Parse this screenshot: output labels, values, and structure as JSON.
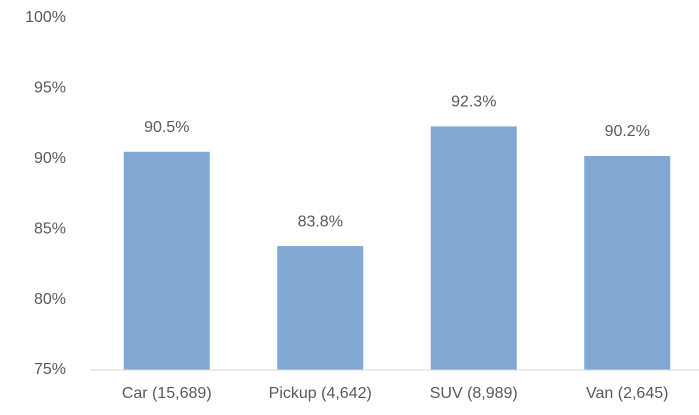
{
  "chart_data": {
    "type": "bar",
    "categories": [
      "Car (15,689)",
      "Pickup (4,642)",
      "SUV (8,989)",
      "Van (2,645)"
    ],
    "values": [
      90.5,
      83.8,
      92.3,
      90.2
    ],
    "value_labels": [
      "90.5%",
      "83.8%",
      "92.3%",
      "90.2%"
    ],
    "color": "#81a7d3",
    "ylim": [
      75,
      100
    ],
    "yticks": [
      {
        "value": 75,
        "label": "75%"
      },
      {
        "value": 80,
        "label": "80%"
      },
      {
        "value": 85,
        "label": "85%"
      },
      {
        "value": 90,
        "label": "90%"
      },
      {
        "value": 95,
        "label": "95%"
      },
      {
        "value": 100,
        "label": "100%"
      }
    ],
    "grid": false
  }
}
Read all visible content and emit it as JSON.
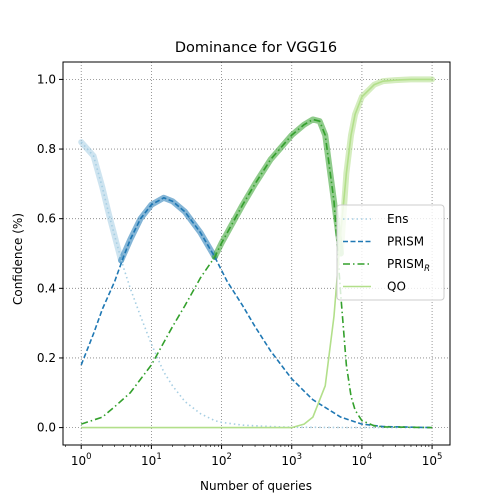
{
  "chart_data": {
    "type": "line",
    "title": "Dominance for VGG16",
    "xlabel": "Number of queries",
    "ylabel": "Confidence (%)",
    "xscale": "log",
    "xlim": [
      1,
      100000
    ],
    "ylim": [
      0,
      1.0
    ],
    "xticks": [
      {
        "value": 1,
        "base": "10",
        "exp": "0"
      },
      {
        "value": 10,
        "base": "10",
        "exp": "1"
      },
      {
        "value": 100,
        "base": "10",
        "exp": "2"
      },
      {
        "value": 1000,
        "base": "10",
        "exp": "3"
      },
      {
        "value": 10000,
        "base": "10",
        "exp": "4"
      },
      {
        "value": 100000,
        "base": "10",
        "exp": "5"
      }
    ],
    "yticks": [
      {
        "value": 0,
        "label": "0.0"
      },
      {
        "value": 0.2,
        "label": "0.2"
      },
      {
        "value": 0.4,
        "label": "0.4"
      },
      {
        "value": 0.6,
        "label": "0.6"
      },
      {
        "value": 0.8,
        "label": "0.8"
      },
      {
        "value": 1.0,
        "label": "1.0"
      }
    ],
    "grid": true,
    "legend_position": "center-right",
    "series": [
      {
        "name": "Ens",
        "style": "dotted",
        "color": "#a6cee3",
        "x": [
          1,
          1.5,
          2,
          2.5,
          3,
          4,
          5,
          7,
          10,
          15,
          20,
          30,
          50,
          80,
          100,
          200,
          500,
          1000,
          10000,
          100000
        ],
        "y": [
          0.82,
          0.78,
          0.69,
          0.61,
          0.55,
          0.46,
          0.4,
          0.32,
          0.24,
          0.16,
          0.12,
          0.075,
          0.04,
          0.02,
          0.015,
          0.007,
          0.003,
          0.001,
          0.0,
          0.0
        ]
      },
      {
        "name": "PRISM",
        "base": "PRISM",
        "sub": "",
        "style": "dashed",
        "color": "#1f78b4",
        "x": [
          1,
          1.5,
          2,
          3,
          4,
          5,
          7,
          10,
          15,
          20,
          30,
          50,
          80,
          120,
          200,
          300,
          500,
          1000,
          2000,
          5000,
          10000,
          20000,
          100000
        ],
        "y": [
          0.18,
          0.27,
          0.34,
          0.42,
          0.49,
          0.54,
          0.6,
          0.64,
          0.66,
          0.65,
          0.62,
          0.56,
          0.49,
          0.42,
          0.35,
          0.29,
          0.22,
          0.14,
          0.08,
          0.03,
          0.01,
          0.003,
          0.0
        ]
      },
      {
        "name": "PRISM_R",
        "base": "PRISM",
        "sub": "R",
        "style": "dashdot",
        "color": "#33a02c",
        "x": [
          1,
          2,
          3,
          5,
          10,
          20,
          30,
          50,
          80,
          100,
          200,
          300,
          500,
          1000,
          1500,
          2000,
          2500,
          3000,
          4000,
          5000,
          6000,
          7000,
          8000,
          10000,
          15000,
          20000,
          100000
        ],
        "y": [
          0.01,
          0.03,
          0.06,
          0.1,
          0.18,
          0.29,
          0.35,
          0.43,
          0.49,
          0.53,
          0.64,
          0.7,
          0.77,
          0.84,
          0.87,
          0.885,
          0.88,
          0.84,
          0.65,
          0.38,
          0.18,
          0.09,
          0.05,
          0.02,
          0.005,
          0.002,
          0.0
        ]
      },
      {
        "name": "QO",
        "style": "solid",
        "color": "#b2df8a",
        "x": [
          1,
          100,
          500,
          1000,
          1500,
          2000,
          3000,
          4000,
          5000,
          6000,
          7000,
          8000,
          10000,
          15000,
          20000,
          30000,
          50000,
          100000
        ],
        "y": [
          0.0,
          0.0,
          0.0,
          0.0,
          0.01,
          0.03,
          0.12,
          0.32,
          0.56,
          0.73,
          0.84,
          0.9,
          0.95,
          0.985,
          0.995,
          0.998,
          1.0,
          1.0
        ]
      }
    ],
    "dominant_envelope": [
      {
        "color": "#a6cee3",
        "x": [
          1,
          1.5,
          2,
          2.5,
          3,
          3.7
        ],
        "y": [
          0.82,
          0.78,
          0.69,
          0.61,
          0.55,
          0.48
        ]
      },
      {
        "color": "#1f78b4",
        "x": [
          3.7,
          5,
          7,
          10,
          15,
          20,
          30,
          50,
          80
        ],
        "y": [
          0.48,
          0.54,
          0.6,
          0.64,
          0.66,
          0.65,
          0.62,
          0.56,
          0.49
        ]
      },
      {
        "color": "#33a02c",
        "x": [
          80,
          100,
          200,
          300,
          500,
          1000,
          1500,
          2000,
          2500,
          3000,
          4000,
          5000
        ],
        "y": [
          0.49,
          0.53,
          0.64,
          0.7,
          0.77,
          0.84,
          0.87,
          0.885,
          0.88,
          0.84,
          0.65,
          0.5
        ]
      },
      {
        "color": "#b2df8a",
        "x": [
          5000,
          6000,
          7000,
          8000,
          10000,
          15000,
          20000,
          30000,
          50000,
          100000
        ],
        "y": [
          0.5,
          0.73,
          0.84,
          0.9,
          0.95,
          0.985,
          0.995,
          0.998,
          1.0,
          1.0
        ]
      }
    ]
  }
}
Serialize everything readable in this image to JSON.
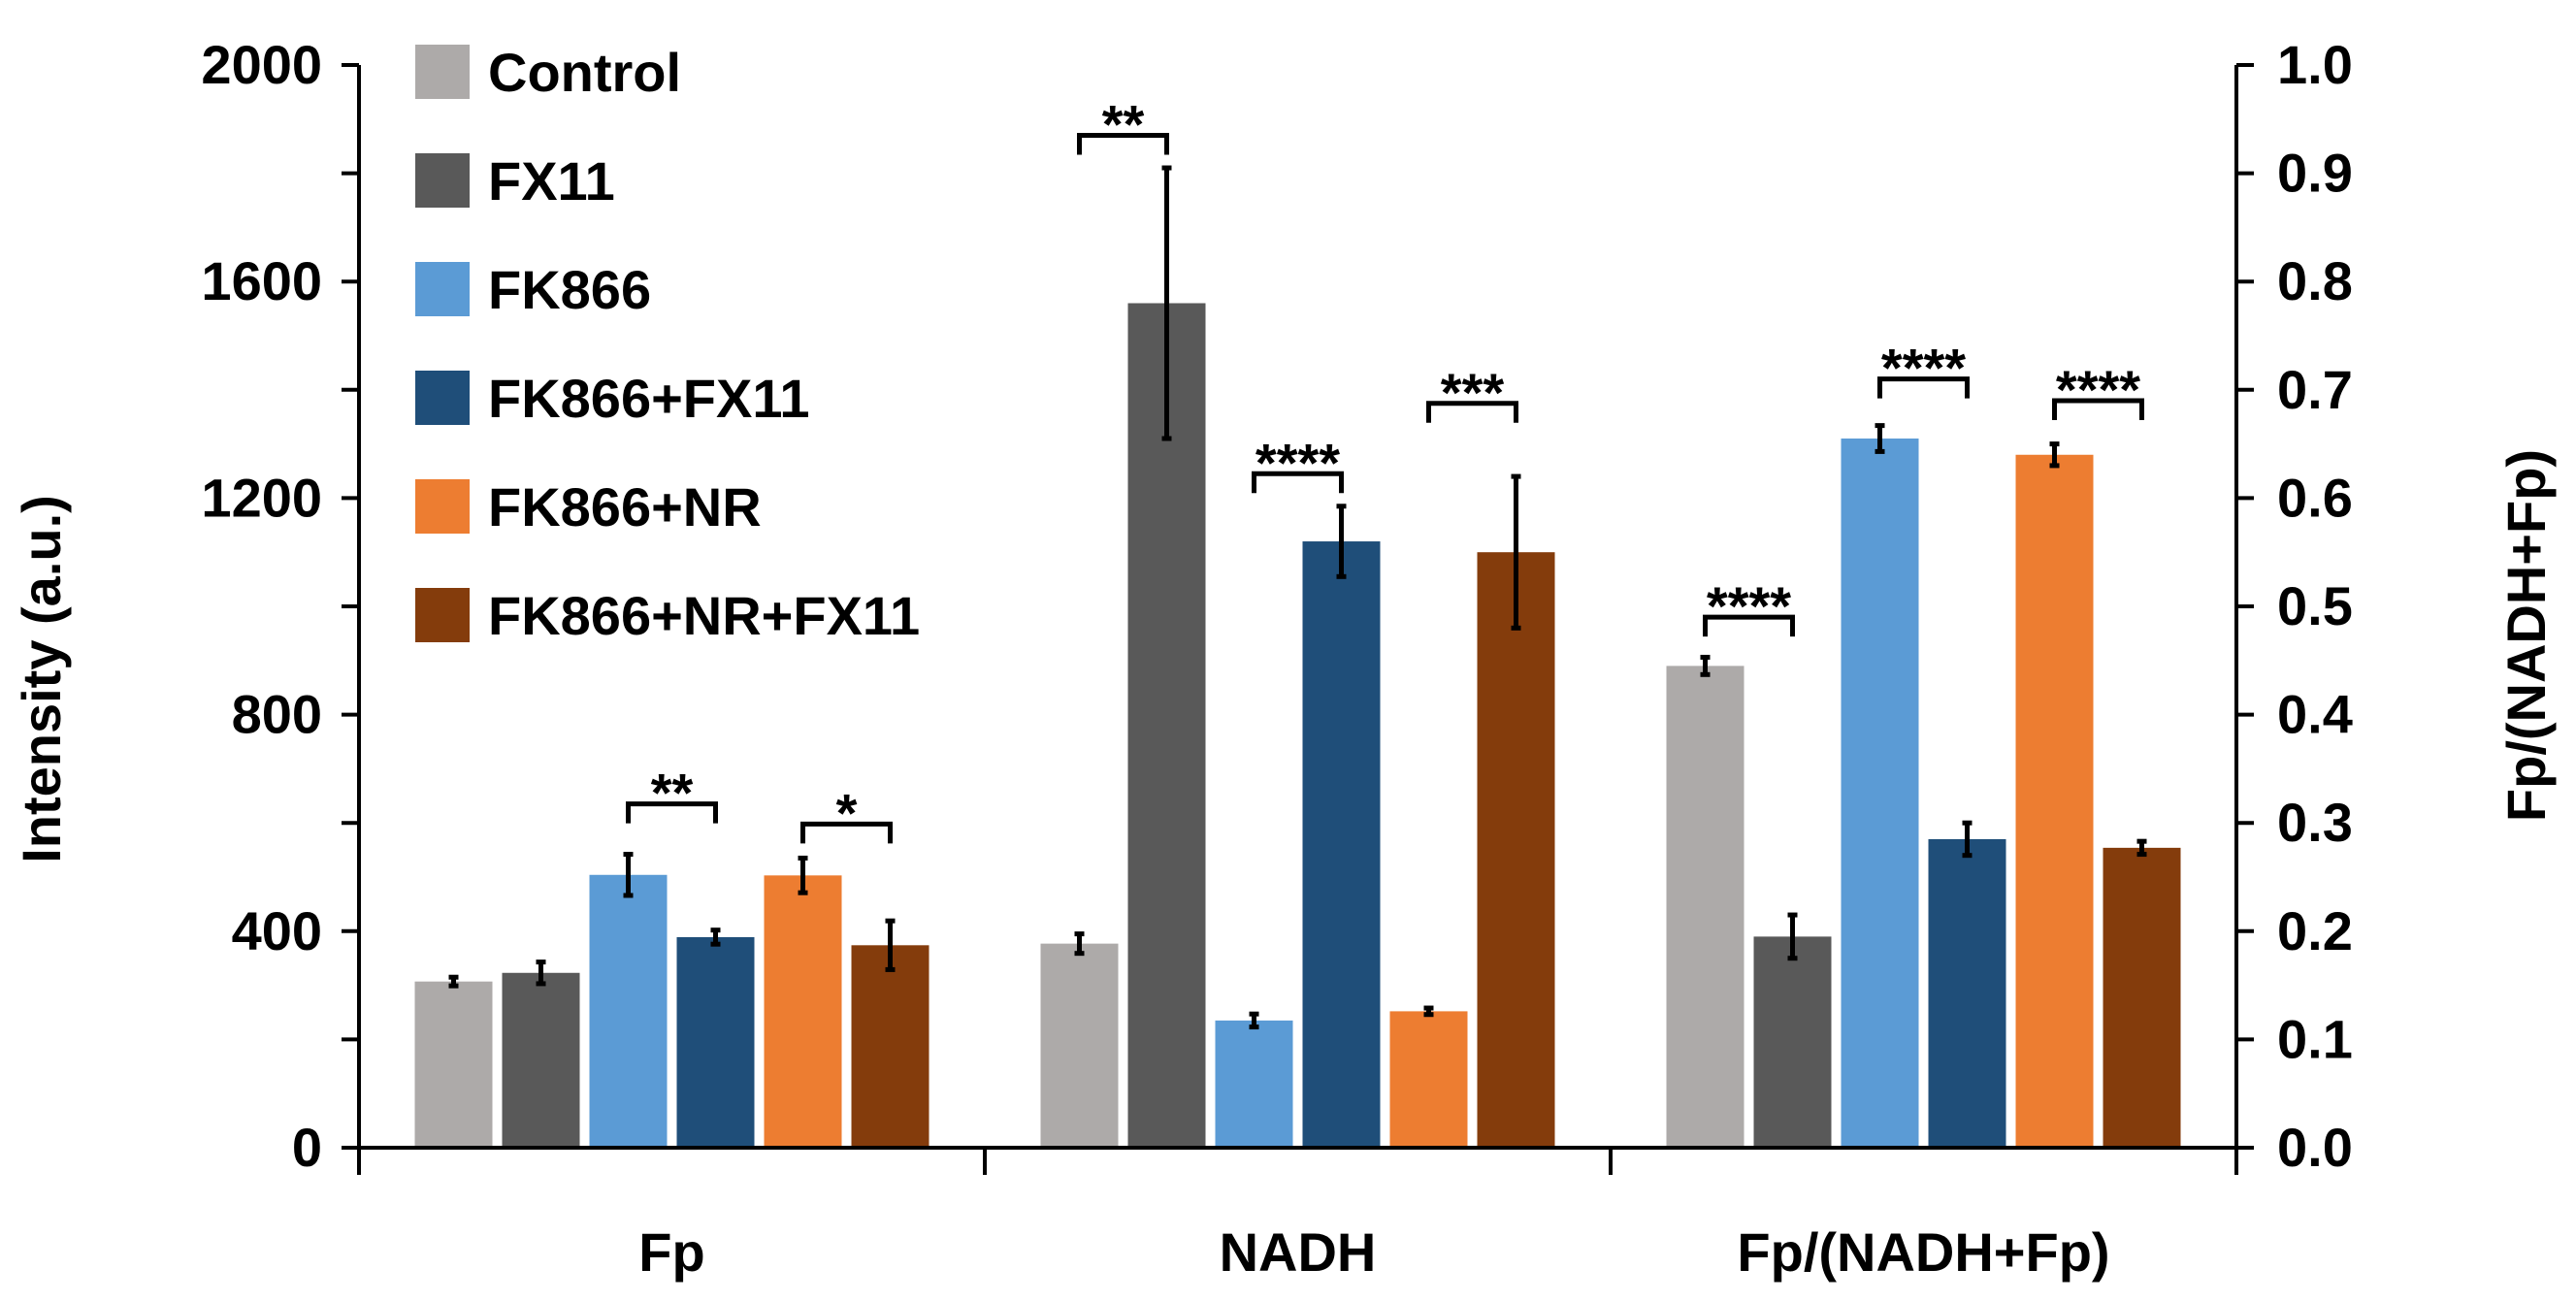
{
  "chart_data": {
    "type": "bar",
    "categories": [
      "Fp",
      "NADH",
      "Fp/(NADH+Fp)"
    ],
    "series": [
      {
        "name": "Control",
        "color": "#ADAAA9",
        "values": [
          307,
          377,
          0.445
        ],
        "errors": [
          8,
          18,
          0.008
        ]
      },
      {
        "name": "FX11",
        "color": "#595959",
        "values": [
          323,
          1560,
          0.195
        ],
        "errors": [
          20,
          250,
          0.02
        ]
      },
      {
        "name": "FK866",
        "color": "#5B9BD5",
        "values": [
          504,
          235,
          0.655
        ],
        "errors": [
          38,
          12,
          0.012
        ]
      },
      {
        "name": "FK866+FX11",
        "color": "#1F4E79",
        "values": [
          389,
          1120,
          0.285
        ],
        "errors": [
          13,
          65,
          0.015
        ]
      },
      {
        "name": "FK866+NR",
        "color": "#ED7D31",
        "values": [
          503,
          252,
          0.64
        ],
        "errors": [
          32,
          6,
          0.01
        ]
      },
      {
        "name": "FK866+NR+FX11",
        "color": "#843C0C",
        "values": [
          374,
          1100,
          0.277
        ],
        "errors": [
          45,
          140,
          0.006
        ]
      }
    ],
    "axis_assignment": [
      "left",
      "left",
      "right"
    ],
    "y_left": {
      "label": "Intensity (a.u.)",
      "min": 0,
      "max": 2000,
      "ticks": [
        "0",
        "400",
        "800",
        "1200",
        "1600",
        "2000"
      ]
    },
    "y_right": {
      "label": "Fp/(NADH+Fp)",
      "min": 0,
      "max": 1.0,
      "ticks": [
        "0.0",
        "0.1",
        "0.2",
        "0.3",
        "0.4",
        "0.5",
        "0.6",
        "0.7",
        "0.8",
        "0.9",
        "1.0"
      ]
    },
    "significance": [
      {
        "group": 0,
        "from": 2,
        "to": 3,
        "label": "**",
        "y": 635
      },
      {
        "group": 0,
        "from": 4,
        "to": 5,
        "label": "*",
        "y": 598
      },
      {
        "group": 1,
        "from": 0,
        "to": 1,
        "label": "**",
        "y": 1870
      },
      {
        "group": 1,
        "from": 2,
        "to": 3,
        "label": "****",
        "y": 1245
      },
      {
        "group": 1,
        "from": 4,
        "to": 5,
        "label": "***",
        "y": 1375
      },
      {
        "group": 2,
        "from": 0,
        "to": 1,
        "label": "****",
        "y": 0.49
      },
      {
        "group": 2,
        "from": 2,
        "to": 3,
        "label": "****",
        "y": 0.71
      },
      {
        "group": 2,
        "from": 4,
        "to": 5,
        "label": "****",
        "y": 0.69
      }
    ],
    "legend_position": "top-left"
  }
}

· · · ·

→ **To do**
Extract every line containing the string "JSON" from the data above.

→ **Final result**
Parse this screenshot: output labels, values, and structure as JSON.
Read all visible content and emit it as JSON.
Serialize everything readable in this image to JSON.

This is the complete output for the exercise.